(Beginning of TEXT)
Update: Following NGO Monitor’s exposure of a number of factual errors within Human Right Watch’s (HRW) publication, HRW’s posted the following correction on August 3, 2016:

“The original report incorrectly described how Israel handles security offenses involving juveniles in its courts. The following sentences were added to the report on August 3, 2016.

“The Israeli military court system tries Palestinian children from the West Bank for security-related offenses, with the exception of children from East Jerusalem. As of 2009, children are tried in a designated juvenile military court, whose judges receive special training.  The military justice system, however, does not focus on rehabilitation and social reintegration for children, as provided under international law.”

This edit clarifies that children who are residents of East Jerusalem, which is part of the West Bank but which Israel purported to annex in 1967, are prosecuted by Israeli civilian courts, because these children are considered Israeli residents and are not subject to military rule. The earlier version also omitted reference to the juvenile court that the Israeli military established in 2009, where Palestinian children outside East Jerusalem are tried.”

Despite this correction, a number of unresolved issues remain – highlighting HRW’s bias towards Israel:

  1. The correction notice is placed at the very end of the report (after several other countries are discussed) and therefore one would have to read until the end to know the text had been changed and HRW had erred on a central point.
(End of TEXT)
§ YOUR ASSIGNMENT
From the text above, please state the year since which Palestinian children have been tried in a designated juvenile military court.
(Beginning of PROVIDED RECORDS)
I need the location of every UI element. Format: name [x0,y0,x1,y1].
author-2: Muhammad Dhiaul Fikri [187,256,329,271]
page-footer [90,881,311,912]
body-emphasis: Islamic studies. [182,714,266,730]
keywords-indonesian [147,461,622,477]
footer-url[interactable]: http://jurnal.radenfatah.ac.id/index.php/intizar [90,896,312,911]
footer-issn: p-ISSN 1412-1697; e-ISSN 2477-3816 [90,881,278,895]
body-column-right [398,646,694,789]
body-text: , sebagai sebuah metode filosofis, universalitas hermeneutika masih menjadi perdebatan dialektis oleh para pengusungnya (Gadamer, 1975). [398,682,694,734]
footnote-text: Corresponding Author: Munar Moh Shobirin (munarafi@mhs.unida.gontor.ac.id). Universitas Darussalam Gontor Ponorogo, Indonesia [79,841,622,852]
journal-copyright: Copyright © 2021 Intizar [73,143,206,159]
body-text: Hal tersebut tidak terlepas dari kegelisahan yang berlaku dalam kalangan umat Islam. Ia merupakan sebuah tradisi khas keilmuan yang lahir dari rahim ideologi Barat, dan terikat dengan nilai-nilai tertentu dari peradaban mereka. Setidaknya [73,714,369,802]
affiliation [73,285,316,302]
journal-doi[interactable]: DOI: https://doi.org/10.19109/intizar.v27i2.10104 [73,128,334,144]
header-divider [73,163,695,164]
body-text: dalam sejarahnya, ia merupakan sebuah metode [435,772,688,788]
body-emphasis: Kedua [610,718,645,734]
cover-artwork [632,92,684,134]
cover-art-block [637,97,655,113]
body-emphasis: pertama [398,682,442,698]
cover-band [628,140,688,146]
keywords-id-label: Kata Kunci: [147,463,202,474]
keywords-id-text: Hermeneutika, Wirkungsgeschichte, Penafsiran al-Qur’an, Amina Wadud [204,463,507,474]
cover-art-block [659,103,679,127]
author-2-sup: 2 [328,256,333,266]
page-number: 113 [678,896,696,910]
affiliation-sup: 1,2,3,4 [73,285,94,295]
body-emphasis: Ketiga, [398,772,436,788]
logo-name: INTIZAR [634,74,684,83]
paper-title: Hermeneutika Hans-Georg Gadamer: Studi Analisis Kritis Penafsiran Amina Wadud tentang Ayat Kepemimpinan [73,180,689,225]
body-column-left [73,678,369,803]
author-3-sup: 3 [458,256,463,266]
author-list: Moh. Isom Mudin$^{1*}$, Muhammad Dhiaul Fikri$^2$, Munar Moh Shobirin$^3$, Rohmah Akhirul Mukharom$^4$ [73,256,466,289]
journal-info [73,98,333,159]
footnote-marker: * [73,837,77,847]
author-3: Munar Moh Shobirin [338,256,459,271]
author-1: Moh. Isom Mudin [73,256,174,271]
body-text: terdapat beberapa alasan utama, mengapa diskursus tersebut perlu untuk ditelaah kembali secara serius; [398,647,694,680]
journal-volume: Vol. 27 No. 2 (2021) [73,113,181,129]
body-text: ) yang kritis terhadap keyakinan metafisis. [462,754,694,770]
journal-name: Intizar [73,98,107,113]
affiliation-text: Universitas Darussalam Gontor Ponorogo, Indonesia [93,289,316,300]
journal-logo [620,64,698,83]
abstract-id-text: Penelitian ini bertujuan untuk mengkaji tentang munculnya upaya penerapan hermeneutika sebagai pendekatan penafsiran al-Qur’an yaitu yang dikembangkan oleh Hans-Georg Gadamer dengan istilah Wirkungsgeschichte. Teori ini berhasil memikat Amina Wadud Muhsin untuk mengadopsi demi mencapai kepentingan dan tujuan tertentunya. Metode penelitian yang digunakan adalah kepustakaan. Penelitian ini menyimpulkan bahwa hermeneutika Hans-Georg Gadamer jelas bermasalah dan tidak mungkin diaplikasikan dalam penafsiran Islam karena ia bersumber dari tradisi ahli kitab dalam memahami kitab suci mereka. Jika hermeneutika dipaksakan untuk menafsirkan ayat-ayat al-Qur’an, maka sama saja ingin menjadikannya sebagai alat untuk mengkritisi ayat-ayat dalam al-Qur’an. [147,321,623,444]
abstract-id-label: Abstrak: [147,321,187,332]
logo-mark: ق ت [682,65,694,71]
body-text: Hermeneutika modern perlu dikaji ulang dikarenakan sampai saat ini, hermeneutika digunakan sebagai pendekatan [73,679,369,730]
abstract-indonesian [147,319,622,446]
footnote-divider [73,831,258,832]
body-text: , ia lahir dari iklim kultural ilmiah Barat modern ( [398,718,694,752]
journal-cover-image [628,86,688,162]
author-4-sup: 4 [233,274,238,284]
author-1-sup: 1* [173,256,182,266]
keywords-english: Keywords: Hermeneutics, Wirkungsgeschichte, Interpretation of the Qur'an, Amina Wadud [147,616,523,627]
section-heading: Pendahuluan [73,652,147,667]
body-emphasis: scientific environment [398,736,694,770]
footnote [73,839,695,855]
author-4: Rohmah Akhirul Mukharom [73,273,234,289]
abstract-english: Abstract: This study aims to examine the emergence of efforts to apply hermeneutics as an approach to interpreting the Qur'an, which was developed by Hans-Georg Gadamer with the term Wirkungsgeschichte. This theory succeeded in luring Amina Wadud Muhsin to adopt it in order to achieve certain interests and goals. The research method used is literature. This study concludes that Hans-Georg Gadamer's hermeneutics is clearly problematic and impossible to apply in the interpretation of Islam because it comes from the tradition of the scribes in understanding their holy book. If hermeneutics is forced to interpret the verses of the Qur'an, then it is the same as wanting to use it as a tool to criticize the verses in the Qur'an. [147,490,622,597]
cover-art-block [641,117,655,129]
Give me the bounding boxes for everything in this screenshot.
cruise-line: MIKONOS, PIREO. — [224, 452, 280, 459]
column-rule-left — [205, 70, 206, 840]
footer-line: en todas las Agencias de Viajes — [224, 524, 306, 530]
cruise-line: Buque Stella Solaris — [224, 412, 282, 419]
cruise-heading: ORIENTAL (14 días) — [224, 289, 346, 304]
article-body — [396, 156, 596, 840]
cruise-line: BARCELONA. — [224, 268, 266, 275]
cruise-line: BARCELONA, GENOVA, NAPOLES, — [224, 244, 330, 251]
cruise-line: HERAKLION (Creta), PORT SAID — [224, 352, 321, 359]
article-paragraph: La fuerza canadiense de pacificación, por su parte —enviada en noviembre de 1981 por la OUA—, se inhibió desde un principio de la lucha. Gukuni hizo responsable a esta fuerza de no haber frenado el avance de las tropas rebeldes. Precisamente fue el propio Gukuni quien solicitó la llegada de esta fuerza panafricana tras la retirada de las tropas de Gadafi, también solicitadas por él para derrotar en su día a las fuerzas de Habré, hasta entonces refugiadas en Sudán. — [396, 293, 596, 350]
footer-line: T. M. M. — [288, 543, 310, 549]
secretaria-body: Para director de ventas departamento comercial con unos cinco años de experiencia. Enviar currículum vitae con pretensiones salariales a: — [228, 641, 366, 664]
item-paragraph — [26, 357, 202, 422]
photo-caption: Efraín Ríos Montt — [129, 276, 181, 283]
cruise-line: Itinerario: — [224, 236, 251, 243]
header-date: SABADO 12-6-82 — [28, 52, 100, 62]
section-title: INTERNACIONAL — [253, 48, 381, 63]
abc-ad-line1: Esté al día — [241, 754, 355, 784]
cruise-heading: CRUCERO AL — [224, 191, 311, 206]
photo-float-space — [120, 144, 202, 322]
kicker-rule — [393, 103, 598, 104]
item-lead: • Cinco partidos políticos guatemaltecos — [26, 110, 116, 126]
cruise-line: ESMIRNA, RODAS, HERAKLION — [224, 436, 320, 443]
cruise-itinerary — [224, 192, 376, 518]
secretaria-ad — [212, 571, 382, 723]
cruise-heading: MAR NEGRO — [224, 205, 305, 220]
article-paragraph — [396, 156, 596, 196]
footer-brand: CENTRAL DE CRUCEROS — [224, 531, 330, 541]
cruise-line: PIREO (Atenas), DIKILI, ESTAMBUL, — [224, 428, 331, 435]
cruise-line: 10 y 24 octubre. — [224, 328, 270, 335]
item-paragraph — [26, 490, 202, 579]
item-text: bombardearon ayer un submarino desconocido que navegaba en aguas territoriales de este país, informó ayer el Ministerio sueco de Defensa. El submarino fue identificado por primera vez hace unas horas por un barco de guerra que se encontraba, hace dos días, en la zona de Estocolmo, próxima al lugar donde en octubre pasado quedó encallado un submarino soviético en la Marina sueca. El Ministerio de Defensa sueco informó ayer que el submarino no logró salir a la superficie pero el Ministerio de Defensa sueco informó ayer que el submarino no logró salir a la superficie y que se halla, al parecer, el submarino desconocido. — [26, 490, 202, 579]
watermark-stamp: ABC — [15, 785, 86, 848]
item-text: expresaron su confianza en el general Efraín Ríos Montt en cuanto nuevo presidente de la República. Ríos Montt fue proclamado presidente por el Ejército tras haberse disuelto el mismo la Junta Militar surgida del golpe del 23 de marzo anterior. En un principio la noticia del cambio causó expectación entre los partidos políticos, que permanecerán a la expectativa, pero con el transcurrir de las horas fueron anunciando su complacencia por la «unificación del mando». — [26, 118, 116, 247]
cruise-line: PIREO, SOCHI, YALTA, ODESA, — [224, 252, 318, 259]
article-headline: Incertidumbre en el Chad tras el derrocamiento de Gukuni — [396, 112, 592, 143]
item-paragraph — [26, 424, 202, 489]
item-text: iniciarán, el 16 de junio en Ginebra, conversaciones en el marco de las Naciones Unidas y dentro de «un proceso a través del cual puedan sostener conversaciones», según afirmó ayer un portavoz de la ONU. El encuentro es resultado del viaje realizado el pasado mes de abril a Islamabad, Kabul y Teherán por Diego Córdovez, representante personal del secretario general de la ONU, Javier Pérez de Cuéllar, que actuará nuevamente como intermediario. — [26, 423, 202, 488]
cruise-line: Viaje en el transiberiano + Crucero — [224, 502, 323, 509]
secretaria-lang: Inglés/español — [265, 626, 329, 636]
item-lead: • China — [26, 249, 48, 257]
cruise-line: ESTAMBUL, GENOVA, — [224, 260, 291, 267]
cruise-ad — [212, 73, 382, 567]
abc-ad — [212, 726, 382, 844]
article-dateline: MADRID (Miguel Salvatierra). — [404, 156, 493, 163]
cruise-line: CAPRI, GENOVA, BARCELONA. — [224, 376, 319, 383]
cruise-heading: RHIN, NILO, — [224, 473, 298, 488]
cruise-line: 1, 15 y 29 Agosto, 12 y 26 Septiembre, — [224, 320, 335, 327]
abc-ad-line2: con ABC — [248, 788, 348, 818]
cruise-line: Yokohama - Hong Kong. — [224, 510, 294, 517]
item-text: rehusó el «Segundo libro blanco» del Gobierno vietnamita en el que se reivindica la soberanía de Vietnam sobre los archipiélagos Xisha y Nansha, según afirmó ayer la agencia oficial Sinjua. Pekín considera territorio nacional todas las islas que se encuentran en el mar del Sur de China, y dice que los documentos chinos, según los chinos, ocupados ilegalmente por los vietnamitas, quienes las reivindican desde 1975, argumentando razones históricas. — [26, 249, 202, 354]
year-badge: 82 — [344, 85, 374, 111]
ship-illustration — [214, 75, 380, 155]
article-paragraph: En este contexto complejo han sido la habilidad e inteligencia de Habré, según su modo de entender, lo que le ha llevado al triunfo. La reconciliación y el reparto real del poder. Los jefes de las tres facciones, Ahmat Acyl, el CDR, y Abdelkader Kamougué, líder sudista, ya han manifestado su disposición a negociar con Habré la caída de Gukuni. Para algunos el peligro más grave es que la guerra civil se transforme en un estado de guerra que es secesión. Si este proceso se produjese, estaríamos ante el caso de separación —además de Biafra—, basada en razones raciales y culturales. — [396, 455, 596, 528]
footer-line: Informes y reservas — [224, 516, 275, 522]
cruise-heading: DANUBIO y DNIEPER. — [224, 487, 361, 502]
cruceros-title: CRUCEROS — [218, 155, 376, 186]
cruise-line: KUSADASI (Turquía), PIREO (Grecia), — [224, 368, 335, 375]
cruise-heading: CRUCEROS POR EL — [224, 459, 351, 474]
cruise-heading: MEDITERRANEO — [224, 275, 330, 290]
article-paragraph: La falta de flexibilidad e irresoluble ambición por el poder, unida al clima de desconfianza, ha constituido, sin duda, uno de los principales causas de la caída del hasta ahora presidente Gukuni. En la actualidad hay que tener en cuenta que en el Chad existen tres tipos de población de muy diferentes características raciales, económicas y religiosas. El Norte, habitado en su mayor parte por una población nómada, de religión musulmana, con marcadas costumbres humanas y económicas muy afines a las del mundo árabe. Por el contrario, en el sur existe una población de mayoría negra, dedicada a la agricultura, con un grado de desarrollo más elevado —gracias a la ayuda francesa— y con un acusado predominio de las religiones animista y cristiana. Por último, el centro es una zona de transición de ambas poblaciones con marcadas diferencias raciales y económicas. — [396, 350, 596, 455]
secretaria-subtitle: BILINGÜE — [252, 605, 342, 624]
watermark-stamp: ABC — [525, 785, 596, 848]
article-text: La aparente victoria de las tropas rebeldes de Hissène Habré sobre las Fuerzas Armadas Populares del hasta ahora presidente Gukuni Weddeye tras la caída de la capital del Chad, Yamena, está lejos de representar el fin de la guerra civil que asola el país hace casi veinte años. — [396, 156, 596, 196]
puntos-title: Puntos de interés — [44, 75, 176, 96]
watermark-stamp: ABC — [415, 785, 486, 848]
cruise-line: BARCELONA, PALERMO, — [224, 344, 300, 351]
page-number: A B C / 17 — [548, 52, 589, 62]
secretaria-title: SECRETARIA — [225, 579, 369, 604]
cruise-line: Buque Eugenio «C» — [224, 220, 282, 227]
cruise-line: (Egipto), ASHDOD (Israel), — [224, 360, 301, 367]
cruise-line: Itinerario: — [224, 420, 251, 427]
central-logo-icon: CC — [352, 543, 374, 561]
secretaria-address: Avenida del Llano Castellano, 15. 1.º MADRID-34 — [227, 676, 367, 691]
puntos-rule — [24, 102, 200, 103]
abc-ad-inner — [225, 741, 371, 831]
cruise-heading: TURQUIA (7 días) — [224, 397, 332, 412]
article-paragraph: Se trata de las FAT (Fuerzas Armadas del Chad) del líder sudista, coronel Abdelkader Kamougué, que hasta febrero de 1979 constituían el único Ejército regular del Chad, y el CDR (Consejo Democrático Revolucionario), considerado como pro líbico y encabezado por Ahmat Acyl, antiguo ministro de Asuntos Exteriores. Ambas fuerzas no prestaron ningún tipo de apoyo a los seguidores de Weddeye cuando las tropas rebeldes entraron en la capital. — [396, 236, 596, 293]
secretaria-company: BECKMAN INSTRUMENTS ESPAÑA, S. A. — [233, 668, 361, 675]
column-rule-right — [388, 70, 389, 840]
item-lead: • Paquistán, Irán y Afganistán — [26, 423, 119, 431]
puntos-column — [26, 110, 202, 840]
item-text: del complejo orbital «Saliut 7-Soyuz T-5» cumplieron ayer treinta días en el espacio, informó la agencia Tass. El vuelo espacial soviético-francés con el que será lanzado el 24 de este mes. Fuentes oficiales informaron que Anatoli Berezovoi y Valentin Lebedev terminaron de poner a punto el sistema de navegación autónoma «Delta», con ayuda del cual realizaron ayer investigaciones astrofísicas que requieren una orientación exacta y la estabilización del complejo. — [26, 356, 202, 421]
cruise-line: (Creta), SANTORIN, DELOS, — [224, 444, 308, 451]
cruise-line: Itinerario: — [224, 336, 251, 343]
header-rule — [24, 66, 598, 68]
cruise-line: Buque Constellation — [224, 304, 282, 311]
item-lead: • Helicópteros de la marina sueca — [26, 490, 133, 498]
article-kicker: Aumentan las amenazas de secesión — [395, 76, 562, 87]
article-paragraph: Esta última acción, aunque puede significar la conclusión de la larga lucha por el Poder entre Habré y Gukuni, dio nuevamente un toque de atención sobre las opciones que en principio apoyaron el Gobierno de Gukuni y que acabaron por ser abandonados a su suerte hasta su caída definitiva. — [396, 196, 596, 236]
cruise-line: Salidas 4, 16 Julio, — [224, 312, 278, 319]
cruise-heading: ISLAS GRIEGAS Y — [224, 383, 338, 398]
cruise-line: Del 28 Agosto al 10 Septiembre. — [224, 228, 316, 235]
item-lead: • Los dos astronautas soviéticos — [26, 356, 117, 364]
(End of PROVIDED RECORDS)
§ TASK SOLUTION
2009